Goal:
Every line that contains the word "energy" should be copied out.

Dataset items
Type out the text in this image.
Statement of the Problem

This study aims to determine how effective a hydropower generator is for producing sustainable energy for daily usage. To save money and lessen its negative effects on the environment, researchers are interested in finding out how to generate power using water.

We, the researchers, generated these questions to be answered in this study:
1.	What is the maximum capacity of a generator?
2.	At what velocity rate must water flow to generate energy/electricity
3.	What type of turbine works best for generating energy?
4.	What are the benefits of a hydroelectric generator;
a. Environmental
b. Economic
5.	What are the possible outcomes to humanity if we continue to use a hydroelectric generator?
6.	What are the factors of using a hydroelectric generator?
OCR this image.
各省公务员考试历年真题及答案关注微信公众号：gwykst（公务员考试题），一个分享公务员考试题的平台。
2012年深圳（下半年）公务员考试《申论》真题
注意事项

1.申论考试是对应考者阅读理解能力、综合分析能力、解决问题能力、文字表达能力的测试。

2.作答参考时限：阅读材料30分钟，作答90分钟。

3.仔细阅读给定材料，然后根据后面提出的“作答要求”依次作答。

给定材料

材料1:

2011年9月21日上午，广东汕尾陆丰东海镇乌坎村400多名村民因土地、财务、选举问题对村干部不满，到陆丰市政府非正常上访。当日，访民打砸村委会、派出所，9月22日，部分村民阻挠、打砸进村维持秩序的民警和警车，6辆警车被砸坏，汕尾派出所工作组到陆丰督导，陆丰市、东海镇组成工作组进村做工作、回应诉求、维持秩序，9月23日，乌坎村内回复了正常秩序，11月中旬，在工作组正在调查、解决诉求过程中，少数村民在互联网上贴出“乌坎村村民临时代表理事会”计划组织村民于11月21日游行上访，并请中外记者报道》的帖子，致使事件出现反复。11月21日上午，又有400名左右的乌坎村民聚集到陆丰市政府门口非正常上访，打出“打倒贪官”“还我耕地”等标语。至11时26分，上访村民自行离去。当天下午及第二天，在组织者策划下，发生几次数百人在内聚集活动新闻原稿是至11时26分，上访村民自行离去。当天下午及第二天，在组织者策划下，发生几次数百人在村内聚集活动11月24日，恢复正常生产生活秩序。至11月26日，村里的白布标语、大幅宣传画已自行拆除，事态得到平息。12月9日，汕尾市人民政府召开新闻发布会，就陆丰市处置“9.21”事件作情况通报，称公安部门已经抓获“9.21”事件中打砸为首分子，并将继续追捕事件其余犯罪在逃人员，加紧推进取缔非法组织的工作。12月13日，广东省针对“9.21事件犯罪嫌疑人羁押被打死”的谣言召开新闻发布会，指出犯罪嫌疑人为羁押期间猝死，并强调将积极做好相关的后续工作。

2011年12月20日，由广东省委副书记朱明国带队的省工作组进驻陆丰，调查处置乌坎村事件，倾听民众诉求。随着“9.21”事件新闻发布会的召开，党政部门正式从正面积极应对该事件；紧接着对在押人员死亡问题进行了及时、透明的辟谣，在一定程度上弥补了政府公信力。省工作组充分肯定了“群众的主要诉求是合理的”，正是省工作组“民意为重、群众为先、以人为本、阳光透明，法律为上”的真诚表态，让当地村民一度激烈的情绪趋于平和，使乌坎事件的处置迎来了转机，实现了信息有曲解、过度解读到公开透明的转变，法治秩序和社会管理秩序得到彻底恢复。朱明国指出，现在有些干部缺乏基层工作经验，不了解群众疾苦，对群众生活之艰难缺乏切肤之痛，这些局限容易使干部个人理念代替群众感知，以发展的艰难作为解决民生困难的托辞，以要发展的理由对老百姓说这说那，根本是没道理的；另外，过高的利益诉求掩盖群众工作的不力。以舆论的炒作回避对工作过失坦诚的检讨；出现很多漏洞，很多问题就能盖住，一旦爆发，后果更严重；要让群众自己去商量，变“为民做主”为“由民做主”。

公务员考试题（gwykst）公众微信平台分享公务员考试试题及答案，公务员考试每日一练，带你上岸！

* * *

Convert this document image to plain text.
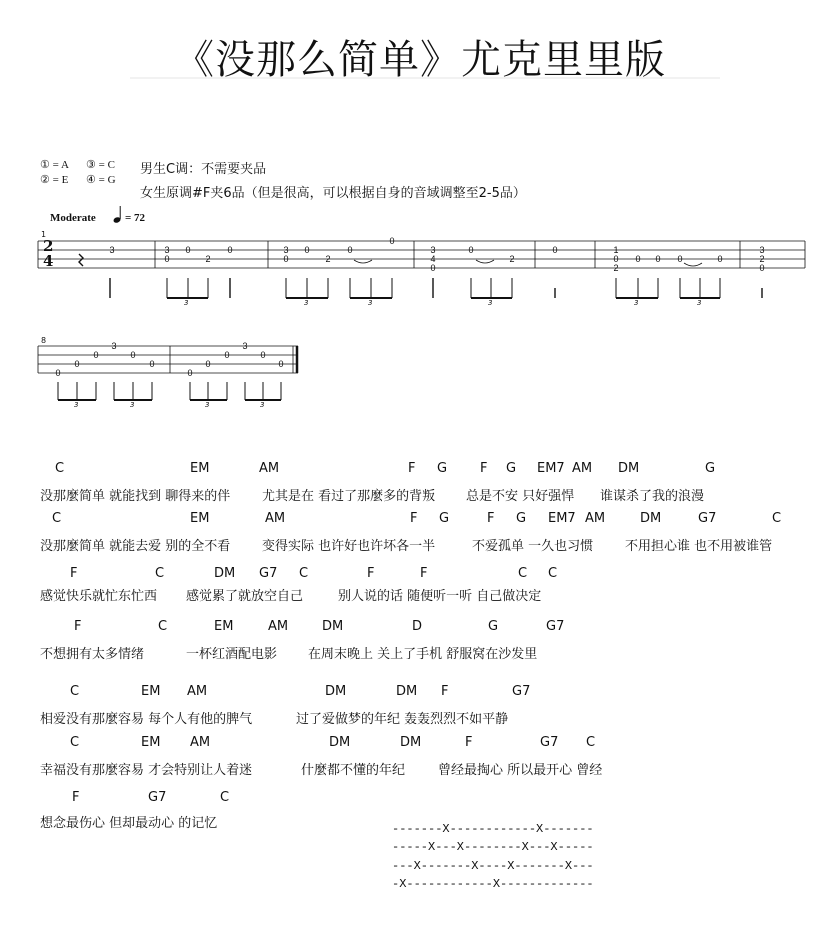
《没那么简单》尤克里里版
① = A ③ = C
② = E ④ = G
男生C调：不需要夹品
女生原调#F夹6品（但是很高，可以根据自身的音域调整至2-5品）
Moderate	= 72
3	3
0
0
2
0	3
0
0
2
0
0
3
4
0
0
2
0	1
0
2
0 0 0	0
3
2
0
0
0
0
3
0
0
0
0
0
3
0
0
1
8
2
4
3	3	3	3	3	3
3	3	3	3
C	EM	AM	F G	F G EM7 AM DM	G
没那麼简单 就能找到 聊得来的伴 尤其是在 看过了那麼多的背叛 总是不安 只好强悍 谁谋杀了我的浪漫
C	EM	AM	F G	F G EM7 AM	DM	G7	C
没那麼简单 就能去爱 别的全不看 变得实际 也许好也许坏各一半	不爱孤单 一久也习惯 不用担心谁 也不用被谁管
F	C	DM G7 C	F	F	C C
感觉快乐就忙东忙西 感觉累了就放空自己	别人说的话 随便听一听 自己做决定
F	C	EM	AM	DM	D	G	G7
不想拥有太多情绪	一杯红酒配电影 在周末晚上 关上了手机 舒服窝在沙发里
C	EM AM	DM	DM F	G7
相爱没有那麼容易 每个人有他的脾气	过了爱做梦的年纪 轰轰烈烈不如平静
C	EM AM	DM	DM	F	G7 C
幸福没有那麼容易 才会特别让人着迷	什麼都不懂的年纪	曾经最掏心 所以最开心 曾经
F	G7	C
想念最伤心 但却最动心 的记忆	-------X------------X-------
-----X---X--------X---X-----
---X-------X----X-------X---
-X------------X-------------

Final answer:
This study aims to determine how effective a hydropower generator is for producing sustainable energy for daily usage. To save money and lessen its negative effects on the environment, researchers are interested in finding out how to generate power using water.
2.	At what velocity rate must water flow to generate energy/electricity
3.	What type of turbine works best for generating energy?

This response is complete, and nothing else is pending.